- Exercise prompt -
In the article on women's tennis returning to the Citi Open, what reason does Mark Ein give for being pleased that the event will again be combined? Answer in one to three sentences.

- Text section -
· · · ·

Women’s tennis back in DC as part of Citi Open

The Citi Open will again be a combined event this summer, featuring both men’s and women’s tournaments from the Rock Creek Park Tennis Center.

The WTA-250 level tournament will include 32 competitors in singles and 16 doubles teams. It will run simultaneously to the ATP-500 level tournament from July 30 – Aug. 7.



While D.C. has been a fixture on the men’s circuit since 1969, the Citi Open also included WTA fields from 2011-2019.

“We’re thrilled that the WTA Tour is coming back to Washington,” Citi Open Chairman Mark Ein said in a phone interview.

“One of the great things about the sport of tennis is that it’s the only major professional sport where men and women compete on the same big stages, and our stage in Washington is one of the biggest in the sport. To have a combined event again has been a huge priority for us and we’re thrilled.”

· · · ·

- Data segment -
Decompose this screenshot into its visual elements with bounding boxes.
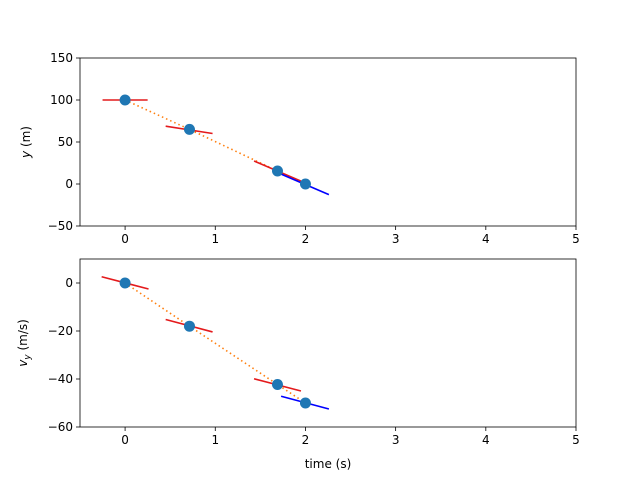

· · · ·

- Exercise answer -
Mark Ein notes that tennis is the only major professional sport in which men and women compete on the same big stages, and that Washington's stage is one of the biggest in the sport. For that reason, having a combined event again has been a huge priority for the tournament.